Items listed in a dataset
____
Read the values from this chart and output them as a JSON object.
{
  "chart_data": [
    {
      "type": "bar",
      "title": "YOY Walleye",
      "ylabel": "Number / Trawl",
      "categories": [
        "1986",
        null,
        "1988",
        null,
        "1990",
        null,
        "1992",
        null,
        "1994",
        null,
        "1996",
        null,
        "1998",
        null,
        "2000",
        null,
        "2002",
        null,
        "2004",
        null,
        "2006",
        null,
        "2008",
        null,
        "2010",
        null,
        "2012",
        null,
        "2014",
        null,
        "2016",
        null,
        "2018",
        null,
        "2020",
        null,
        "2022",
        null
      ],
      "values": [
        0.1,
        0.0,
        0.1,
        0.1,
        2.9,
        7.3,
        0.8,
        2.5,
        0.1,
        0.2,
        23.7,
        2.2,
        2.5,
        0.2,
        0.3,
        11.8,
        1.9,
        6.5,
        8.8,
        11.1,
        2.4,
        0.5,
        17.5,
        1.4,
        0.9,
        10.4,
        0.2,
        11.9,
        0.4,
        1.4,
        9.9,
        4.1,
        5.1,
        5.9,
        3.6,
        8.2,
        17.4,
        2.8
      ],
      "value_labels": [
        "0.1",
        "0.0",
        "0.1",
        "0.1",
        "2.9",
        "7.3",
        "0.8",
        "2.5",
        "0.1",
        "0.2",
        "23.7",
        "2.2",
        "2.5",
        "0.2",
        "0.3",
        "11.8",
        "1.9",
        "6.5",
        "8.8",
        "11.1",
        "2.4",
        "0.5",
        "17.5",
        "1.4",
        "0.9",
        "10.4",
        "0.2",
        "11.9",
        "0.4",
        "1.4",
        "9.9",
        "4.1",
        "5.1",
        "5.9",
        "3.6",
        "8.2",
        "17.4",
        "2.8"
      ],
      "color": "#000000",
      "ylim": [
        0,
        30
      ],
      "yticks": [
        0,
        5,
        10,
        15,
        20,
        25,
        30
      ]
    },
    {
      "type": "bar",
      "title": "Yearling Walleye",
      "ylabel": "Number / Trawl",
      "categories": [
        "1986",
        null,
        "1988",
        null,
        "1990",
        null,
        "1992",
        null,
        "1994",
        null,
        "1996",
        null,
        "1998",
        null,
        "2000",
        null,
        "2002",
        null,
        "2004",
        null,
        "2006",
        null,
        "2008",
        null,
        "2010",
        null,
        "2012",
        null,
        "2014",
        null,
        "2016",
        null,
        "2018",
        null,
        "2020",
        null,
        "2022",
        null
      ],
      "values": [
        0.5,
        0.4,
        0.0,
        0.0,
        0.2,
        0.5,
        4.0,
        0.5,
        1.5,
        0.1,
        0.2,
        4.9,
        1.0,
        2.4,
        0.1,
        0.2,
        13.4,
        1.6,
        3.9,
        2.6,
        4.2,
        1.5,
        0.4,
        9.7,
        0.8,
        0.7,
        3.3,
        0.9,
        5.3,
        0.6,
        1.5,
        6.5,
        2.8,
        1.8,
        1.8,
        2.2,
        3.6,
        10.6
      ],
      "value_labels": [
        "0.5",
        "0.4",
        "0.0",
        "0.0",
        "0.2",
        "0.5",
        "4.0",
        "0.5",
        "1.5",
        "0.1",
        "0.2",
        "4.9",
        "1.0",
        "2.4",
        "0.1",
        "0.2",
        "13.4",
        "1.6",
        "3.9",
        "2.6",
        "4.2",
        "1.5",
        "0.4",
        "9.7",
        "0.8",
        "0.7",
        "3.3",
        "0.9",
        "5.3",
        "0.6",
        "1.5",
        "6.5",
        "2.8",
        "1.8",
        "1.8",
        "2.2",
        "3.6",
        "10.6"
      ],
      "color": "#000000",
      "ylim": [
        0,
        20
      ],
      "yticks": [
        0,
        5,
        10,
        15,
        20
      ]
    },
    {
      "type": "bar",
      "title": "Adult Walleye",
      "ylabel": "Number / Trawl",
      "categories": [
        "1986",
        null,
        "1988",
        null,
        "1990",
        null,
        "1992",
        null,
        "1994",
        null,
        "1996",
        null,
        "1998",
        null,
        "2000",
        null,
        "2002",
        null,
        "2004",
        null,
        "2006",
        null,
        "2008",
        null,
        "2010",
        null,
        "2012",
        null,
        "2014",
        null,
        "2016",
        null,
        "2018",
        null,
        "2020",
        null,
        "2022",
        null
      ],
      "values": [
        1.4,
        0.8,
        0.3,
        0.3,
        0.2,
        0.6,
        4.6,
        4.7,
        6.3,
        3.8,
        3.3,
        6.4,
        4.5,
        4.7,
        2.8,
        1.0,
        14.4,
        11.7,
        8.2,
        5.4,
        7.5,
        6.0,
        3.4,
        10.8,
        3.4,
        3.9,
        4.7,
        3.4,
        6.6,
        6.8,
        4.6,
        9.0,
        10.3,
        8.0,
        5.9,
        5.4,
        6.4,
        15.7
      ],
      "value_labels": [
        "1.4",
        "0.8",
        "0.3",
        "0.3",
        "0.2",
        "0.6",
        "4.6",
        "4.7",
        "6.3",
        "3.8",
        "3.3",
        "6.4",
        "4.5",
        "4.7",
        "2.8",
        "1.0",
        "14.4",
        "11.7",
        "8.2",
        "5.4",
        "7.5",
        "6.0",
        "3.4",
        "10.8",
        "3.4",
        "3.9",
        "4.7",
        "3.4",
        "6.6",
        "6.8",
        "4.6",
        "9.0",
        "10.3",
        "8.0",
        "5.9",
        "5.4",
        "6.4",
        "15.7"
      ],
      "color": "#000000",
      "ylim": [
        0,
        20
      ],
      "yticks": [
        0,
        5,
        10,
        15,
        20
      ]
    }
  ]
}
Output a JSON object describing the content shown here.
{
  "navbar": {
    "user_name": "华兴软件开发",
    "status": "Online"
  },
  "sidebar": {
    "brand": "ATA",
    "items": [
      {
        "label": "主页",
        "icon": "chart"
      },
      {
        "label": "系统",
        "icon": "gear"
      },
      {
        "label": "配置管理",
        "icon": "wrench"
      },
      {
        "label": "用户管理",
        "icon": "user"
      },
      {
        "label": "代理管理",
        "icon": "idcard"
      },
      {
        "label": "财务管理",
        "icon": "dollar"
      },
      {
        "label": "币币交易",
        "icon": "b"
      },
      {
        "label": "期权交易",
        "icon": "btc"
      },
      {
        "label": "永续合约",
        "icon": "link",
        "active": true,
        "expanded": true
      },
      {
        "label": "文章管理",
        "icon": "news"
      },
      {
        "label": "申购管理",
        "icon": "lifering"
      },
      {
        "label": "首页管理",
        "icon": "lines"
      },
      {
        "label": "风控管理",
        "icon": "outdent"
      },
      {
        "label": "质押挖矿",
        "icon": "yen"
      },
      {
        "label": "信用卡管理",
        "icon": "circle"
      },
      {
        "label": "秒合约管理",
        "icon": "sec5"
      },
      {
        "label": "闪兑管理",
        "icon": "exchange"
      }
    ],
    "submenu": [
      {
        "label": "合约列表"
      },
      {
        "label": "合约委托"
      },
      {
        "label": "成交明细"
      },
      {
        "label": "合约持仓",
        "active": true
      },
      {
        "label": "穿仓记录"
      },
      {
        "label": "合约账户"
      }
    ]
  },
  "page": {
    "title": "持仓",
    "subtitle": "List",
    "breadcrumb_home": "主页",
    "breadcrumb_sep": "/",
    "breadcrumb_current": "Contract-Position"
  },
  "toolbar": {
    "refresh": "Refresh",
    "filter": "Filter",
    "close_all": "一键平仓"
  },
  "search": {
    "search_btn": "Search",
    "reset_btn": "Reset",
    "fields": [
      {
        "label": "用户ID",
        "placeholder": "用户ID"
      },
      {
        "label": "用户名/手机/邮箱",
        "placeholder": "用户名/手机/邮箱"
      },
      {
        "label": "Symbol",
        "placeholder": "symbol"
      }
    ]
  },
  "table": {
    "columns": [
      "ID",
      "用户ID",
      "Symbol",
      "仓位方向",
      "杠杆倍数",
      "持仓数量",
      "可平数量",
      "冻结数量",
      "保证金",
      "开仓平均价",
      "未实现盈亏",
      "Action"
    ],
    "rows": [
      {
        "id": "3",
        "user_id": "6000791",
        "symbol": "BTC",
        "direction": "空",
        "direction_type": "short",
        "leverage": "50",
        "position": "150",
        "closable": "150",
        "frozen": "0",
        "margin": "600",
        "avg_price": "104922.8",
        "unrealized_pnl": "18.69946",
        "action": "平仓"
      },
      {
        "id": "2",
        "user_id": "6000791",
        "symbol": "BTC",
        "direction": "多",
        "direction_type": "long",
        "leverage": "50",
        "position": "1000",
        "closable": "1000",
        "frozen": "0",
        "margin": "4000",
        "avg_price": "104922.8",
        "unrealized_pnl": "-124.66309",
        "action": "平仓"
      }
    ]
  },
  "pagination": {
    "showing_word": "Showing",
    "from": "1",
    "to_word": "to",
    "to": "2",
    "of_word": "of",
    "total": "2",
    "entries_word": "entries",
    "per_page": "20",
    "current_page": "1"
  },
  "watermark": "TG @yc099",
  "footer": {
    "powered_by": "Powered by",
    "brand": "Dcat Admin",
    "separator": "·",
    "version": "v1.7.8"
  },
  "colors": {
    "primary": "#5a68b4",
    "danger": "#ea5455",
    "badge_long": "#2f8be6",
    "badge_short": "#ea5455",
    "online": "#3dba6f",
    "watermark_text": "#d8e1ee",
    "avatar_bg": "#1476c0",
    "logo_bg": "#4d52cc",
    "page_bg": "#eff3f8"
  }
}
____
## WRITTEN INSTRUCTION
What is the number of lines holding the word "placeholder"? State it alone.

## WRITTEN RESPONSE
3